Task goal ▸ Every record below is to be retyped exactly.

BEGIN Extracted information

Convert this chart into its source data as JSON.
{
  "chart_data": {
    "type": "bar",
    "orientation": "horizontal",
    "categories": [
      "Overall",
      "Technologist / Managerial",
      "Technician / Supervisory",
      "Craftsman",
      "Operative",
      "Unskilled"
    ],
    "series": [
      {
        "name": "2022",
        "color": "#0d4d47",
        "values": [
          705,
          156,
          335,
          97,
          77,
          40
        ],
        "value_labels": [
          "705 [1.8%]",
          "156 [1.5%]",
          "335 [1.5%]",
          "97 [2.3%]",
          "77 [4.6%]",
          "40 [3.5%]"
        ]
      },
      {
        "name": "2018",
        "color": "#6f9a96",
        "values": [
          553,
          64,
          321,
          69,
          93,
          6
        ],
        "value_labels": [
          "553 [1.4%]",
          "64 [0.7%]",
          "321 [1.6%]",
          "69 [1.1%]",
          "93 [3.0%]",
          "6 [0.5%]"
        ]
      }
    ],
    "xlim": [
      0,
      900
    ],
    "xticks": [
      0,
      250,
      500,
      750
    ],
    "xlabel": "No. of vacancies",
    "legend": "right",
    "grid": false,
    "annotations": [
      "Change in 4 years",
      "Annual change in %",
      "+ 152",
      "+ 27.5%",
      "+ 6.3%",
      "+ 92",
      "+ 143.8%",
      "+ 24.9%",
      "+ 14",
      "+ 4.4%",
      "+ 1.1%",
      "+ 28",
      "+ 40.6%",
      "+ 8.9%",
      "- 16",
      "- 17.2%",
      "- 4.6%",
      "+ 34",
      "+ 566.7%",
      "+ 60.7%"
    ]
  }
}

END Extracted information

Exercise answer ▸
Convert this chart into its source data as JSON.
{
  "chart_data": {
    "type": "bar",
    "orientation": "horizontal",
    "categories": [
      "Overall",
      "Technologist / Managerial",
      "Technician / Supervisory",
      "Craftsman",
      "Operative",
      "Unskilled"
    ],
    "series": [
      {
        "name": "2022",
        "color": "#0d4d47",
        "values": [
          705,
          156,
          335,
          97,
          77,
          40
        ],
        "value_labels": [
          "705 [1.8%]",
          "156 [1.5%]",
          "335 [1.5%]",
          "97 [2.3%]",
          "77 [4.6%]",
          "40 [3.5%]"
        ]
      },
      {
        "name": "2018",
        "color": "#6f9a96",
        "values": [
          553,
          64,
          321,
          69,
          93,
          6
        ],
        "value_labels": [
          "553 [1.4%]",
          "64 [0.7%]",
          "321 [1.6%]",
          "69 [1.1%]",
          "93 [3.0%]",
          "6 [0.5%]"
        ]
      }
    ],
    "xlim": [
      0,
      900
    ],
    "xticks": [
      0,
      250,
      500,
      750
    ],
    "xlabel": "No. of vacancies",
    "legend": "right",
    "grid": false,
    "annotations": [
      "Change in 4 years",
      "Annual change in %",
      "+ 152",
      "+ 27.5%",
      "+ 6.3%",
      "+ 92",
      "+ 143.8%",
      "+ 24.9%",
      "+ 14",
      "+ 4.4%",
      "+ 1.1%",
      "+ 28",
      "+ 40.6%",
      "+ 8.9%",
      "- 16",
      "- 17.2%",
      "- 4.6%",
      "+ 34",
      "+ 566.7%",
      "+ 60.7%"
    ]
  }
}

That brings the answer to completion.